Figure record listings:

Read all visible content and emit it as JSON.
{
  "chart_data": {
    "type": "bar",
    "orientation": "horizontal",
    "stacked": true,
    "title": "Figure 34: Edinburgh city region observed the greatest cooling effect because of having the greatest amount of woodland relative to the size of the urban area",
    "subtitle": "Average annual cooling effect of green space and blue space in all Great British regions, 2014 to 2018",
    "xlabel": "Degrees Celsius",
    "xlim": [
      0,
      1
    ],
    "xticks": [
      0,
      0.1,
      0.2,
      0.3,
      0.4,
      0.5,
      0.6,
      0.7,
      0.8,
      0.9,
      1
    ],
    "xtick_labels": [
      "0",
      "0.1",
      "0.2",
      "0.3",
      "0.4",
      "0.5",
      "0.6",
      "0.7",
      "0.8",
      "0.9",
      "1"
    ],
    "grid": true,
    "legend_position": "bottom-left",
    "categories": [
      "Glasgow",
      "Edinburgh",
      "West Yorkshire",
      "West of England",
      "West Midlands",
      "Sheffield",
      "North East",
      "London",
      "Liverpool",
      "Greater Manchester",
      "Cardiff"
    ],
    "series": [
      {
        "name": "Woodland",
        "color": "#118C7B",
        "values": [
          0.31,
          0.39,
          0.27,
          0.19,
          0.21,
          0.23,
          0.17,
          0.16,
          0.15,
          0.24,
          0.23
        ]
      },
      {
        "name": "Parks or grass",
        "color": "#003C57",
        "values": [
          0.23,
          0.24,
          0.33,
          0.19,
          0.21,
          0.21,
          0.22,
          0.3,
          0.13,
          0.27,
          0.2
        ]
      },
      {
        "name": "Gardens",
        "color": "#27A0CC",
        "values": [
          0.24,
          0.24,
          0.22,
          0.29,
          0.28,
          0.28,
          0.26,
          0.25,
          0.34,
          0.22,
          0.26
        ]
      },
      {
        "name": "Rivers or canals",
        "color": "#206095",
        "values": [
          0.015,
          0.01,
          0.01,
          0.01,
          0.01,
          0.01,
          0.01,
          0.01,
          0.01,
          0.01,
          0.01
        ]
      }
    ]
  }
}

DIRECTIONS
Return each line that includes "color".

RESULT BELOW
        "color": "#118C7B",
        "color": "#003C57",
        "color": "#27A0CC",
        "color": "#206095",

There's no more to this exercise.